WHAT TO WORK ON: Can you rewrite the data from the line containing "List every element" to the line containing "svg-text:United Kingdom: United", replacing "Italy" with "Spain" and leaving everything else unchanged?

TASK DATA:

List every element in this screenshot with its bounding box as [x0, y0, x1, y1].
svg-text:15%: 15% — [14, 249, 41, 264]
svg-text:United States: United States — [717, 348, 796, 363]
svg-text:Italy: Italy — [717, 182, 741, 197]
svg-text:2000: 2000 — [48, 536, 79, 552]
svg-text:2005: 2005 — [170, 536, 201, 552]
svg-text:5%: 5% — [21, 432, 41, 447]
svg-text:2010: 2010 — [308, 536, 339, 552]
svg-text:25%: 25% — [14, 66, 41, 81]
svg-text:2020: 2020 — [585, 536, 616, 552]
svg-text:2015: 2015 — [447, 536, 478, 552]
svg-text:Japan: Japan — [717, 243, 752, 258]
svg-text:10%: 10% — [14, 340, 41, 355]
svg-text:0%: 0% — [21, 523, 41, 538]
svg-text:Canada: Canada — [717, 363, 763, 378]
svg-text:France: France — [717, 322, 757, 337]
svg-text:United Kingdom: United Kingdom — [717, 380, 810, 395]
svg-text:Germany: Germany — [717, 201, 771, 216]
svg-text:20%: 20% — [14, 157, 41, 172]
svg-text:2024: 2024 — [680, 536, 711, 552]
---
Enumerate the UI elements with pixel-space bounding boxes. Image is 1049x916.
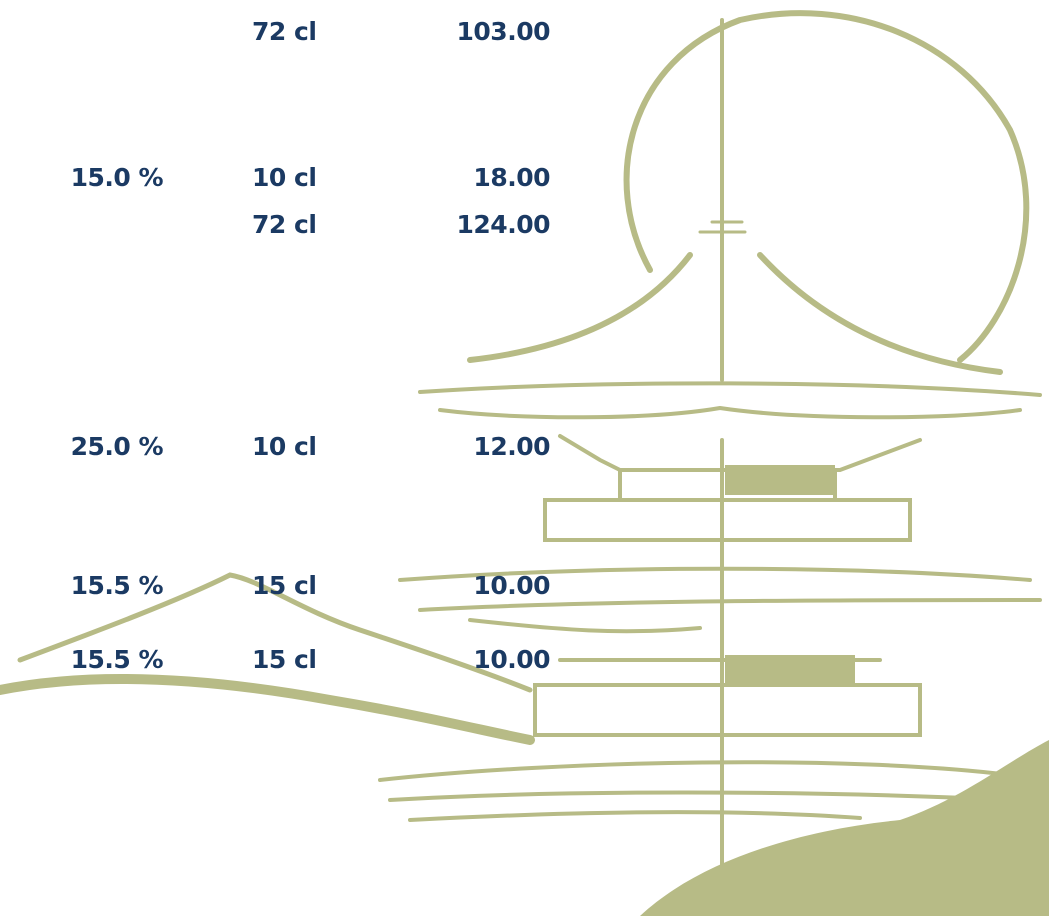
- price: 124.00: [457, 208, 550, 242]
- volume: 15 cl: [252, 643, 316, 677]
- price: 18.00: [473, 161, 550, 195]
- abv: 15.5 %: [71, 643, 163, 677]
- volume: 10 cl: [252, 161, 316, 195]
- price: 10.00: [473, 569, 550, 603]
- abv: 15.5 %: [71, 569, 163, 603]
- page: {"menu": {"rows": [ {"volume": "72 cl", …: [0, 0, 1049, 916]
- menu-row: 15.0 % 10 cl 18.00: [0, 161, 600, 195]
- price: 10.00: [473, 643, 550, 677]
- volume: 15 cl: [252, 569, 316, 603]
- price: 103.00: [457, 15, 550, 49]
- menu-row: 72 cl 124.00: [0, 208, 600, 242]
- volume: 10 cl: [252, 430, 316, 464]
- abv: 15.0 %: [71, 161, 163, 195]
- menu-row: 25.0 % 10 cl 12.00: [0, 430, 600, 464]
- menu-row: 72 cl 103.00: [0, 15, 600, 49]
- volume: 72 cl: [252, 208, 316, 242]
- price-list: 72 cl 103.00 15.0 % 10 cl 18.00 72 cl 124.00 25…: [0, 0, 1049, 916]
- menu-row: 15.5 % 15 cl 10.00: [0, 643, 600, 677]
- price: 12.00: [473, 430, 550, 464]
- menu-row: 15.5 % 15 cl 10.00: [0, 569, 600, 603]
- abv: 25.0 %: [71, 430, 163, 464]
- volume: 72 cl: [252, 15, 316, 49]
...
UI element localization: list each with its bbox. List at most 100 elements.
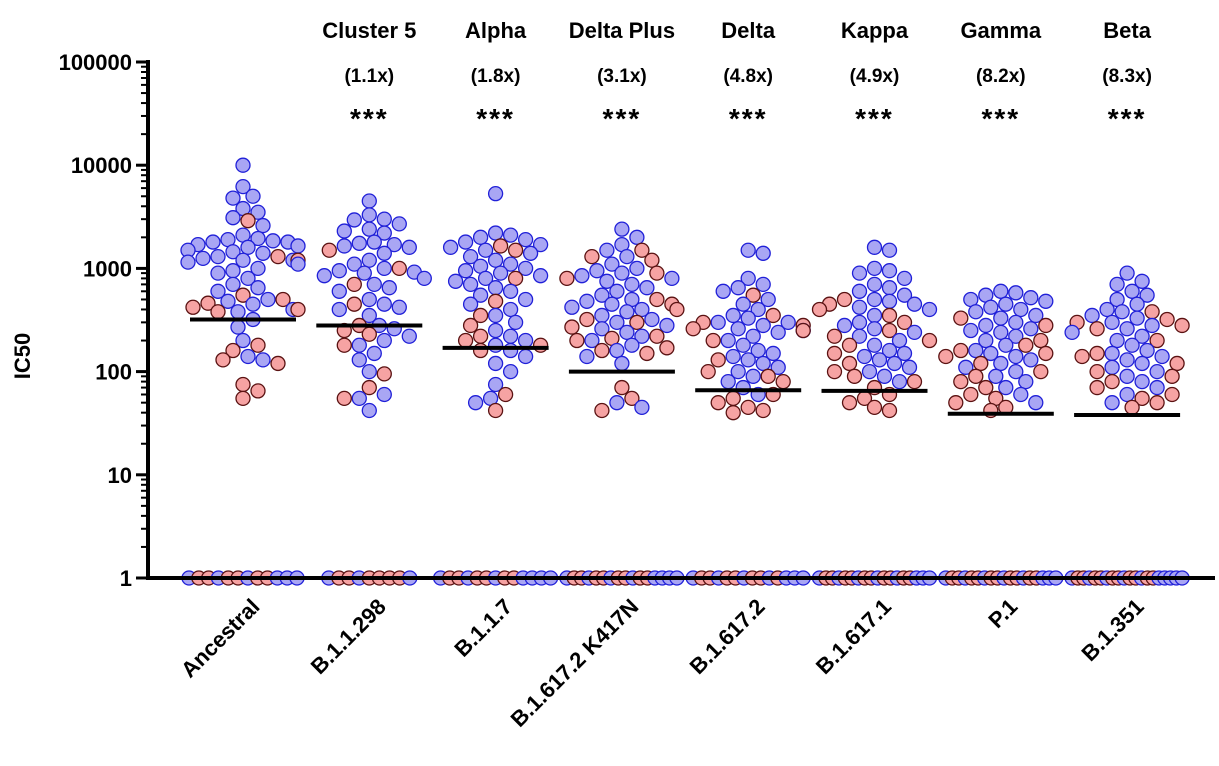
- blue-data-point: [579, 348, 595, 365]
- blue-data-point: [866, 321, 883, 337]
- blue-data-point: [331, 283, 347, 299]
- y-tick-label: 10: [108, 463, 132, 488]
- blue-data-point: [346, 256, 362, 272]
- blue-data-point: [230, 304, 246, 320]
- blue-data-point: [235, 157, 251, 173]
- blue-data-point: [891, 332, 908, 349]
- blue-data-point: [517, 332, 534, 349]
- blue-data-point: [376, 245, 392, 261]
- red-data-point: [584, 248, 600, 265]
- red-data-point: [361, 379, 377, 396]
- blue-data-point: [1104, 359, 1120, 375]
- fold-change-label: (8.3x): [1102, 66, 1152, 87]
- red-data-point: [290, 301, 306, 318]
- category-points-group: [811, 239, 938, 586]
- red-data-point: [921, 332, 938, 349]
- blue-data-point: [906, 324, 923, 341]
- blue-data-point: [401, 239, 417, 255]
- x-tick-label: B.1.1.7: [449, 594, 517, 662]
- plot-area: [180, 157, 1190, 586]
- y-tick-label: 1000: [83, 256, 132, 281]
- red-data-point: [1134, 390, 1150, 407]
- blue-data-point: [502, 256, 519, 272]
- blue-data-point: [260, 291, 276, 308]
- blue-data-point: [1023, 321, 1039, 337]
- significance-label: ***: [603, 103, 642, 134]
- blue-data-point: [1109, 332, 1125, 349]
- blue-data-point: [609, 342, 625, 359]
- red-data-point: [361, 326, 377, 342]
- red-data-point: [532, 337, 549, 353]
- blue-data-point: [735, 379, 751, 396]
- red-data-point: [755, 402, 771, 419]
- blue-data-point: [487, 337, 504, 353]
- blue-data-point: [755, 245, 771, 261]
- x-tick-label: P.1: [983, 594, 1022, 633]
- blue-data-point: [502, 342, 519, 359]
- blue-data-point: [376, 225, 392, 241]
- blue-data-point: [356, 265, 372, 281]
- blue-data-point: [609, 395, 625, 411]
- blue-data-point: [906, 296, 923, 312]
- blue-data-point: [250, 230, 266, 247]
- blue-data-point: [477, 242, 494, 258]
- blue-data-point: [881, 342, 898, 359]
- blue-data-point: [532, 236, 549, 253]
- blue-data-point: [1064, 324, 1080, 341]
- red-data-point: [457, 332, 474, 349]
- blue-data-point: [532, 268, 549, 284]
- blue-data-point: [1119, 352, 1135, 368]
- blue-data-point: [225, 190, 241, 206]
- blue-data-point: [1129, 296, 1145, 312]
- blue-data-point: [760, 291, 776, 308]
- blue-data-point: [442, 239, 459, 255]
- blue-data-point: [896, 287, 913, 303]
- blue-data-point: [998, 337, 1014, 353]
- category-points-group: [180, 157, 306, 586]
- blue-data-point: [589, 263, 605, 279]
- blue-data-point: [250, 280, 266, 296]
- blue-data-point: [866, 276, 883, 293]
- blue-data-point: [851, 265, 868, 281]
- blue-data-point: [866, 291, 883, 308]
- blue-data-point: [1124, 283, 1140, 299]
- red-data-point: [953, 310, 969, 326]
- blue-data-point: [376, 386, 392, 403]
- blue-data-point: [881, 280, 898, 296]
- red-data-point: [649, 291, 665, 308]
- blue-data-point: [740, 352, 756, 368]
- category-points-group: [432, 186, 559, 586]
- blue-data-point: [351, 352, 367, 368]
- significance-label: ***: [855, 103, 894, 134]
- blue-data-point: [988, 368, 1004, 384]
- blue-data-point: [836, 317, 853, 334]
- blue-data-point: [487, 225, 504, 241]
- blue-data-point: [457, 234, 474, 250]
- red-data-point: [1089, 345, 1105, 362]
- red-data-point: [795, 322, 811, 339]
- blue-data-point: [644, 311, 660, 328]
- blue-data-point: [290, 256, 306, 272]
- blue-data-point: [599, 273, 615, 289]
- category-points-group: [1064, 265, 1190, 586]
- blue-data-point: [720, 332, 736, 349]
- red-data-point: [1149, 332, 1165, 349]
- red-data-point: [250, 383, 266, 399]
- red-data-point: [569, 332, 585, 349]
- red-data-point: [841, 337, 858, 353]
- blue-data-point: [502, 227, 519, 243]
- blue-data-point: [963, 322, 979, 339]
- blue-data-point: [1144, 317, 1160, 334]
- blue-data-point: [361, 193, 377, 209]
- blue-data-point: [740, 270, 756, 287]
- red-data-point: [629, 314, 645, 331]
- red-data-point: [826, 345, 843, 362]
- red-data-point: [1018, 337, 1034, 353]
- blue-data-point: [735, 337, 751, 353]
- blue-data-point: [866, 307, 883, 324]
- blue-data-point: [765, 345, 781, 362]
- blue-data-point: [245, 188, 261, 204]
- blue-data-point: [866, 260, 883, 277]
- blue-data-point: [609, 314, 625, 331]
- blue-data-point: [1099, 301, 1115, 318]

THE OUTPUT:
List every element in this screenshot with its bounding box as [x0, y0, x1, y1].
svg-text:15%: 15% — [14, 249, 41, 264]
svg-text:United States: United States — [717, 348, 796, 363]
svg-text:Spain: Spain — [717, 182, 741, 197]
svg-text:2000: 2000 — [48, 536, 79, 552]
svg-text:2005: 2005 — [170, 536, 201, 552]
svg-text:5%: 5% — [21, 432, 41, 447]
svg-text:2010: 2010 — [308, 536, 339, 552]
svg-text:25%: 25% — [14, 66, 41, 81]
svg-text:2020: 2020 — [585, 536, 616, 552]
svg-text:2015: 2015 — [447, 536, 478, 552]
svg-text:Japan: Japan — [717, 243, 752, 258]
svg-text:10%: 10% — [14, 340, 41, 355]
svg-text:0%: 0% — [21, 523, 41, 538]
svg-text:Canada: Canada — [717, 363, 763, 378]
svg-text:France: France — [717, 322, 757, 337]
svg-text:United Kingdom: United Kingdom — [717, 380, 810, 395]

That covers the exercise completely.